_Excerpt_:

Isabel Rubio, executive director of the Birmingham-based Hispanic Interest Coalition of Alabama, prefers to look on the bright side.
“One thing we know about elections is that things will change,” Rubio said. “The pendulum always swings. It has swung really, really far to the right, and it doesn’t have anywhere else to go but back toward the center.”
Republican Donald Trump was elected the 45th president of the United States on Tuesday, Nov. 8, 2016, in a stunning victory over Democrat Hillary Clinton. The shockwaves felt across the country were felt in Alabama for supporters of both Trump and Clinton.
Randall Woodfin, who served as the Alabama State Director for “Hillary for America,” said he was “shocked and disappointed” but that Trump’s triumph was reminiscent of Barack Obama’s first election to the White House in 2008.
“Donald Trump was able to tap into something very similar to what Barack Obama did in 2008,” Woodfin said. “One, Trump acknowledged that it was a change election. I think Democrats as a whole did not acknowledge that 2016 was a change election, just like 2008.
“The change election was on different ends of the spectrum of change: Obama tapped into hope, and Trump tapped into a 180 of hope—fear. A dance that goes along with fear is anger. Trump combined fear and anger, which motivated people to support him and allowed him to win.”
Phillip Brown, a longtime Trump supporter and chairman of the Alabama Minority Republican Party, said he also saw similarities between Trump this year and Obama in 2008.
“When Obama was getting hundreds of thousands of people turning out for his rallies, those of us who didn’t think he was the best choice would say that that turnout would not equate to voter turnout—‘They are just kind of curious about this black guy,’” Brown recalled. “They were doing the same thing on the other side with Trump. Thousands and thousands of people were turning out, but ‘They just want to see him act crazy and act a fool.’ Somebody even told me on Facebook that rally attendance does not equate to voter turnout. We see what we want to see, and we ignore what we want to ignore.”
Polls were wrong
Some may have underestimated Trump, Brown said.
“People took his crassness, his bluntness, his apparently unchecked expression as a weakness, and they did not equate the fact that America found that refreshing,” he said. “People are sick and tired of asking a politician a question and having them look you in the eye to see what they think you want to hear before they answer the question. [Trump] would respond immediately and tell you what was on his heart.”
Brown also explained why he thought the polls—which had Clinton winning—were so far off: “Nobody was willing to say they were going to vote for him … and then they came out of the woodwork. Do you know that kind of abuse I took for supporting Donald Trump? Not everybody is willing to sign up for that kind of abuse.”

_Stated goal 1_: Reproduce everything in the election article from "Isabel Rubio, executive" down to "House in 2008.", word for word.
_Stated goal 2_: Carry on the article about Alabama reactions to the 2016 presidential election from the point where it stops.

_Record excerpts_:

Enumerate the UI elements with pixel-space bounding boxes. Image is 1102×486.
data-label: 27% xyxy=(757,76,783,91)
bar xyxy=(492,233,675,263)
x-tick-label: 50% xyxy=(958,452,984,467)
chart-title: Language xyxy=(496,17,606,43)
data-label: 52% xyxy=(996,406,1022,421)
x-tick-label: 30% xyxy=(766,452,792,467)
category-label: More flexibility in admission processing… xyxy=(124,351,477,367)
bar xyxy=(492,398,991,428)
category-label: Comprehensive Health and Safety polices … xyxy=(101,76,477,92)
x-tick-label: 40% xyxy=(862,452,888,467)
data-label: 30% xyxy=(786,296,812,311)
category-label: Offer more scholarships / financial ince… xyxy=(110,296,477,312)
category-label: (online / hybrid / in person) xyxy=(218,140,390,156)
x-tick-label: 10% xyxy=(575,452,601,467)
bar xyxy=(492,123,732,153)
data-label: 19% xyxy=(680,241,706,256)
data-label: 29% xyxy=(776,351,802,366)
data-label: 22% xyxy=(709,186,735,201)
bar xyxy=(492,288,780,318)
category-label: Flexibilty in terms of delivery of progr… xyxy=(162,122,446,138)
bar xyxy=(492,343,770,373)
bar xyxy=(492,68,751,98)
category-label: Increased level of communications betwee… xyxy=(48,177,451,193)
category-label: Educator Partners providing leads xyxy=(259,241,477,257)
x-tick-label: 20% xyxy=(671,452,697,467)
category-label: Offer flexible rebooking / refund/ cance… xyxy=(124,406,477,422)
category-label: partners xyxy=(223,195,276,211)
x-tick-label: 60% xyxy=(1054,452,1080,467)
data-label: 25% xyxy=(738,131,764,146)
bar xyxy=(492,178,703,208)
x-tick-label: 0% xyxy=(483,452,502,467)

_Written response 1_:
Isabel Rubio, executive director of the Birmingham-based Hispanic Interest Coalition of Alabama, prefers to look on the bright side.
“One thing we know about elections is that things will change,” Rubio said. “The pendulum always swings. It has swung really, really far to the right, and it doesn’t have anywhere else to go but back toward the center.”
Republican Donald Trump was elected the 45th president of the United States on Tuesday, Nov. 8, 2016, in a stunning victory over Democrat Hillary Clinton. The shockwaves felt across the country were felt in Alabama for supporters of both Trump and Clinton.
Randall Woodfin, who served as the Alabama State Director for “Hillary for America,” said he was “shocked and disappointed” but that Trump’s triumph was reminiscent of Barack Obama’s first election to the White House in 2008.

_Written response 2_:
Brown, who backed Trump from the start of the New York businessman’s candidacy, said the president-elect did what few other Republicans did.
“Donald Trump made it a point to reach out to the black community,” Brown said. “Do you know what swung them over in the last few months? When he asked the question that made everybody gasp: ‘What do you have to lose? If the Democratic Party has helped you this much over the last 50 years and this is where you are now, what do you have to lose?’”
The Minority Vote
Still, according to a CNN exit poll, an overwhelming number of blacks did not vote for Trump.
Some 88 percent of black voters supported Clinton versus 8 percent for Trump, who said repeatedly that black communities are in the worst shape ever.
That’s not as big a margin as President Obama’s victory over Mitt Romney in 2012: Obama locked up 93 percent of the black vote to Romney’s 7 percent.
Clinton’s hold over Latinos was even more tenuous, despite Trump accusing undocumented immigrants of being criminal aliens and promising to deport them. Only 65 percent of Latinos supported her, while 29 percent cast their votes for Trump. In 2012, Obama won 71 percent of the Hispanic vote, while Romney secured 27 percent, according to CNN.
Rubio said another bright spot was the “incredible Latino voter turnout.”
“We know we had a lot of Latinos that voted for Trump,” she said. “I know for a fact that we registered more people than ever to vote. And we had more Latino interest in this election than ever before. I think that momentum is only going to continue to build. If you look at how the Latino population is growing in this nation, I think we will have a real awakening of that sleeping Latino giant that people continue to talk about in the 2020 elections.”
Rubio added that the election outcome is a “really golden opportunity not just in Alabama but particularly in some of these Southern states to build and strengthen black-brown coalitions where the Latino community has really grown so much over the last 15 to 20 years. We’ve got to strengthen the coalition between the black and brown communities because we share interests, and it is important to do that legwork to strengthen our work together.”
Woodfin said the Democratic Party has to do some soul-searching.
“Over the next day, over the next week, over the next month, there will be an autopsy done on the [Clinton] campaign and an autopsy on the Democratic Party,” he said. “Right now we don’t have, nationally, that charismatic leader who can motivate and communicate a message that will bring millennials, gays and lesbians, African-Americans, Independents, and Hispanics together, but we have an opportunity to do that. We have to build a bench that pulls people who not only consider themselves Democrats but also consider themselves independents together to share a different message about the direction of our country.”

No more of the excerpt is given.